__Saved entries__:
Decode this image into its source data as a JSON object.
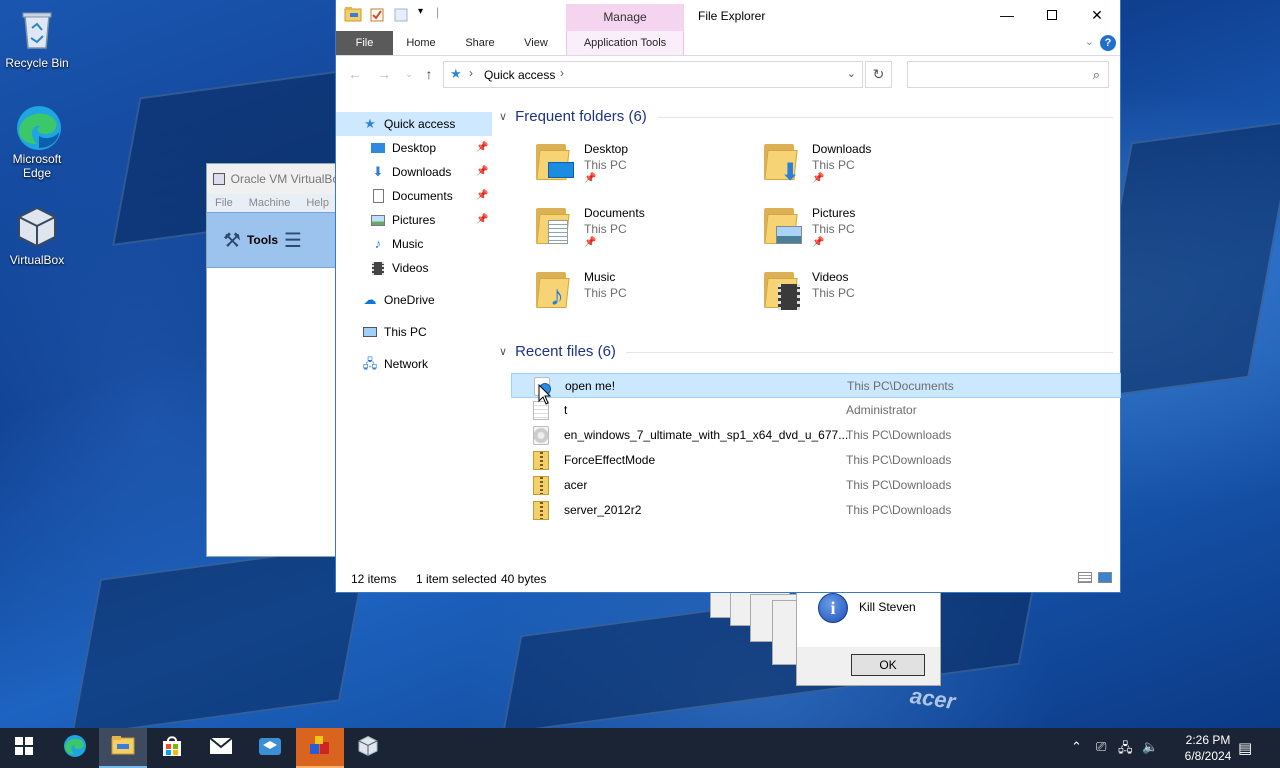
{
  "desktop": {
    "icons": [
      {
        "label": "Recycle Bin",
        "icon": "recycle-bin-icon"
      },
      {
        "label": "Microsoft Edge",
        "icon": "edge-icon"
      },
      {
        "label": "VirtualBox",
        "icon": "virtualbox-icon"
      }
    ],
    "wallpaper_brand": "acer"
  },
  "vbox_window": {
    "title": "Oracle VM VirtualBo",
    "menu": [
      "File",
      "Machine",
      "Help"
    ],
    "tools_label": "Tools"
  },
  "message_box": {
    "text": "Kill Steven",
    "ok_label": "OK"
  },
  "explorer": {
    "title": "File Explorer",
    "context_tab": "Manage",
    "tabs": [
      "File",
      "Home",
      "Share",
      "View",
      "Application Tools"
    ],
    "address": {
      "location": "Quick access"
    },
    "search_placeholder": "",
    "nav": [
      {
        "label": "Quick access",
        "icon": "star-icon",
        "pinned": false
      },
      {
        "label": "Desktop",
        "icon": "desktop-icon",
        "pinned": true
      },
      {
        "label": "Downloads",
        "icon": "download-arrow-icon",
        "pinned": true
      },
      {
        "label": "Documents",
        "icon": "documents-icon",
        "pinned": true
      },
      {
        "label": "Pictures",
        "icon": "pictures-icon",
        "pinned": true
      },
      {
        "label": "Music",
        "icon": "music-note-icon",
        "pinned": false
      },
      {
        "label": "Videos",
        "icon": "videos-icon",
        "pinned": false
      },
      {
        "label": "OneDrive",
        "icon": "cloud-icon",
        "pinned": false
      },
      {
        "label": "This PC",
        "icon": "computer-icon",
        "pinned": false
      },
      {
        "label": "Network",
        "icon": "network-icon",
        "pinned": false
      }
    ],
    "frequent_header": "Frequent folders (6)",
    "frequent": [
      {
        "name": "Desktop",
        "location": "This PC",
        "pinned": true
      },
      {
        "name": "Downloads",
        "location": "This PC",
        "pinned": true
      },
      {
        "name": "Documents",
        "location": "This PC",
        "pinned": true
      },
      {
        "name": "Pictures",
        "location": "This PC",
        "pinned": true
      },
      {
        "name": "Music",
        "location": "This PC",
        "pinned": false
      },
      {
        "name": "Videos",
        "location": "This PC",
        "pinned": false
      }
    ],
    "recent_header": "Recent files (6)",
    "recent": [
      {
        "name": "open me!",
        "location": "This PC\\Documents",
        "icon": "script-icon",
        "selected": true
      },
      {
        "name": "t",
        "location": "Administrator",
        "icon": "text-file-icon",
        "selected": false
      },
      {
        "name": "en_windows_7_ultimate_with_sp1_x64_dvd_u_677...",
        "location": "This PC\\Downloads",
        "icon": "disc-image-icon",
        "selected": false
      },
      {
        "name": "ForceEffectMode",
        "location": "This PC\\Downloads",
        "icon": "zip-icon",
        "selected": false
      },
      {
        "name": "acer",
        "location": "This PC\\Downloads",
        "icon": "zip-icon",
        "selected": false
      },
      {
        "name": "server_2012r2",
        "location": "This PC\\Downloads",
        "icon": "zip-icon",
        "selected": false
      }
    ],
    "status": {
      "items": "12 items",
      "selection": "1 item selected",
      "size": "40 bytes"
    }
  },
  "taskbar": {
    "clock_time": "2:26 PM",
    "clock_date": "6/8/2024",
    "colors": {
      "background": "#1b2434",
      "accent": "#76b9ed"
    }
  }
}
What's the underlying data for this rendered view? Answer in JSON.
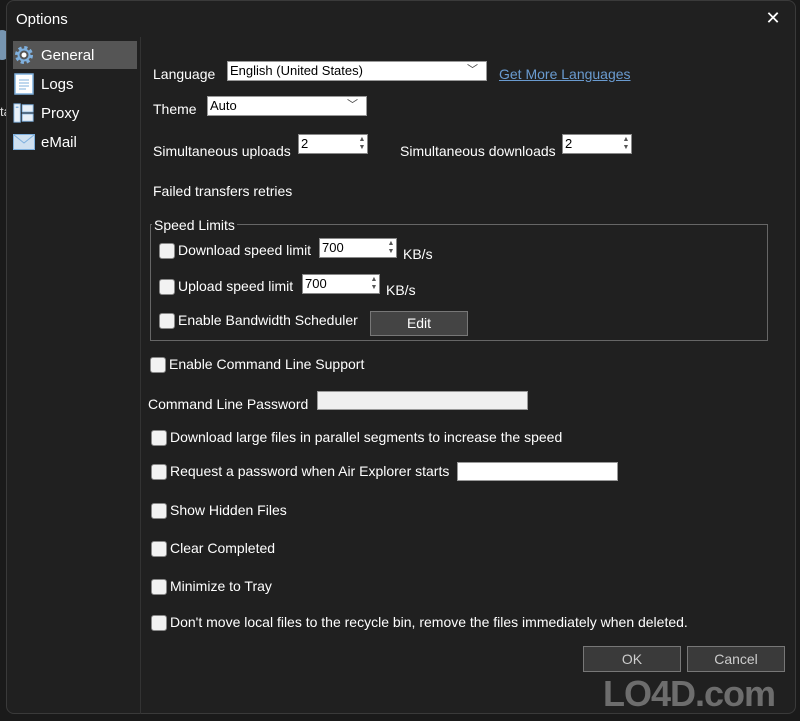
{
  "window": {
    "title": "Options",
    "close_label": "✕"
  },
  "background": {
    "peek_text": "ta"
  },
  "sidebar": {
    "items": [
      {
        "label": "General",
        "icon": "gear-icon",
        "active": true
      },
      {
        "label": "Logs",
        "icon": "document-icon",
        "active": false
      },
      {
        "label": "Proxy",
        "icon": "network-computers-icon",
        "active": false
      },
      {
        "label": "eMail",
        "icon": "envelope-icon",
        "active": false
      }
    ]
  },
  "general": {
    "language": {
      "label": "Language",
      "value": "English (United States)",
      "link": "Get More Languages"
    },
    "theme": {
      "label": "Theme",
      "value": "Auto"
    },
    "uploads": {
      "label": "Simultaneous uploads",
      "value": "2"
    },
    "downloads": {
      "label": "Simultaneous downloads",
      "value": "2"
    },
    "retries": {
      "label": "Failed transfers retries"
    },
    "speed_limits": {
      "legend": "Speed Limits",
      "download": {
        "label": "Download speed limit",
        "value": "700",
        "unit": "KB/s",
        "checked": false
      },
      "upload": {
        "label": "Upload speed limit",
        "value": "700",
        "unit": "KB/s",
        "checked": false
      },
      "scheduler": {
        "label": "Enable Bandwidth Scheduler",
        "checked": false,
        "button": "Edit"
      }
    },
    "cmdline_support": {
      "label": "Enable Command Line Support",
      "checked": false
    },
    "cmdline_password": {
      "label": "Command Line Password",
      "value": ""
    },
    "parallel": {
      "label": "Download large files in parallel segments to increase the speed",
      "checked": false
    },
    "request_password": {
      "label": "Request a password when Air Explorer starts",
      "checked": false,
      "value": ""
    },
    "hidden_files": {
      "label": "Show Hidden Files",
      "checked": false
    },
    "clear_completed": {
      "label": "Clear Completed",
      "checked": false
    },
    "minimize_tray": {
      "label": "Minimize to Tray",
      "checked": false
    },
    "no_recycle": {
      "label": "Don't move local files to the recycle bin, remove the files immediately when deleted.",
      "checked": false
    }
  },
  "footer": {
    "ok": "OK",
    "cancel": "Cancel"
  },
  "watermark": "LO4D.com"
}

__What the exercise asks__:
Copy the entries above faithfully and omit every image.

__Finished exercise__:
Decode this image into its source data as a JSON object.
{
  "desktop": {
    "icons": [
      {
        "label": "Recycle Bin",
        "icon": "recycle-bin-icon"
      },
      {
        "label": "Microsoft Edge",
        "icon": "edge-icon"
      },
      {
        "label": "VirtualBox",
        "icon": "virtualbox-icon"
      }
    ],
    "wallpaper_brand": "acer"
  },
  "vbox_window": {
    "title": "Oracle VM VirtualBo",
    "menu": [
      "File",
      "Machine",
      "Help"
    ],
    "tools_label": "Tools"
  },
  "message_box": {
    "text": "Kill Steven",
    "ok_label": "OK"
  },
  "explorer": {
    "title": "File Explorer",
    "context_tab": "Manage",
    "tabs": [
      "File",
      "Home",
      "Share",
      "View",
      "Application Tools"
    ],
    "address": {
      "location": "Quick access"
    },
    "search_placeholder": "",
    "nav": [
      {
        "label": "Quick access",
        "icon": "star-icon",
        "pinned": false
      },
      {
        "label": "Desktop",
        "icon": "desktop-icon",
        "pinned": true
      },
      {
        "label": "Downloads",
        "icon": "download-arrow-icon",
        "pinned": true
      },
      {
        "label": "Documents",
        "icon": "documents-icon",
        "pinned": true
      },
      {
        "label": "Pictures",
        "icon": "pictures-icon",
        "pinned": true
      },
      {
        "label": "Music",
        "icon": "music-note-icon",
        "pinned": false
      },
      {
        "label": "Videos",
        "icon": "videos-icon",
        "pinned": false
      },
      {
        "label": "OneDrive",
        "icon": "cloud-icon",
        "pinned": false
      },
      {
        "label": "This PC",
        "icon": "computer-icon",
        "pinned": false
      },
      {
        "label": "Network",
        "icon": "network-icon",
        "pinned": false
      }
    ],
    "frequent_header": "Frequent folders (6)",
    "frequent": [
      {
        "name": "Desktop",
        "location": "This PC",
        "pinned": true
      },
      {
        "name": "Downloads",
        "location": "This PC",
        "pinned": true
      },
      {
        "name": "Documents",
        "location": "This PC",
        "pinned": true
      },
      {
        "name": "Pictures",
        "location": "This PC",
        "pinned": true
      },
      {
        "name": "Music",
        "location": "This PC",
        "pinned": false
      },
      {
        "name": "Videos",
        "location": "This PC",
        "pinned": false
      }
    ],
    "recent_header": "Recent files (6)",
    "recent": [
      {
        "name": "open me!",
        "location": "This PC\\Documents",
        "icon": "script-icon",
        "selected": true
      },
      {
        "name": "t",
        "location": "Administrator",
        "icon": "text-file-icon",
        "selected": false
      },
      {
        "name": "en_windows_7_ultimate_with_sp1_x64_dvd_u_677...",
        "location": "This PC\\Downloads",
        "icon": "disc-image-icon",
        "selected": false
      },
      {
        "name": "ForceEffectMode",
        "location": "This PC\\Downloads",
        "icon": "zip-icon",
        "selected": false
      },
      {
        "name": "acer",
        "location": "This PC\\Downloads",
        "icon": "zip-icon",
        "selected": false
      },
      {
        "name": "server_2012r2",
        "location": "This PC\\Downloads",
        "icon": "zip-icon",
        "selected": false
      }
    ],
    "status": {
      "items": "12 items",
      "selection": "1 item selected",
      "size": "40 bytes"
    }
  },
  "taskbar": {
    "clock_time": "2:26 PM",
    "clock_date": "6/8/2024",
    "colors": {
      "background": "#1b2434",
      "accent": "#76b9ed"
    }
  }
}
What's the underlying data for this rendered view? Answer in JSON.
{
  "window": {
    "title": "Options",
    "close_label": "✕"
  },
  "background": {
    "peek_text": "ta"
  },
  "sidebar": {
    "items": [
      {
        "label": "General",
        "icon": "gear-icon",
        "active": true
      },
      {
        "label": "Logs",
        "icon": "document-icon",
        "active": false
      },
      {
        "label": "Proxy",
        "icon": "network-computers-icon",
        "active": false
      },
      {
        "label": "eMail",
        "icon": "envelope-icon",
        "active": false
      }
    ]
  },
  "general": {
    "language": {
      "label": "Language",
      "value": "English (United States)",
      "link": "Get More Languages"
    },
    "theme": {
      "label": "Theme",
      "value": "Auto"
    },
    "uploads": {
      "label": "Simultaneous uploads",
      "value": "2"
    },
    "downloads": {
      "label": "Simultaneous downloads",
      "value": "2"
    },
    "retries": {
      "label": "Failed transfers retries"
    },
    "speed_limits": {
      "legend": "Speed Limits",
      "download": {
        "label": "Download speed limit",
        "value": "700",
        "unit": "KB/s",
        "checked": false
      },
      "upload": {
        "label": "Upload speed limit",
        "value": "700",
        "unit": "KB/s",
        "checked": false
      },
      "scheduler": {
        "label": "Enable Bandwidth Scheduler",
        "checked": false,
        "button": "Edit"
      }
    },
    "cmdline_support": {
      "label": "Enable Command Line Support",
      "checked": false
    },
    "cmdline_password": {
      "label": "Command Line Password",
      "value": ""
    },
    "parallel": {
      "label": "Download large files in parallel segments to increase the speed",
      "checked": false
    },
    "request_password": {
      "label": "Request a password when Air Explorer starts",
      "checked": false,
      "value": ""
    },
    "hidden_files": {
      "label": "Show Hidden Files",
      "checked": false
    },
    "clear_completed": {
      "label": "Clear Completed",
      "checked": false
    },
    "minimize_tray": {
      "label": "Minimize to Tray",
      "checked": false
    },
    "no_recycle": {
      "label": "Don't move local files to the recycle bin, remove the files immediately when deleted.",
      "checked": false
    }
  },
  "footer": {
    "ok": "OK",
    "cancel": "Cancel"
  },
  "watermark": "LO4D.com"
}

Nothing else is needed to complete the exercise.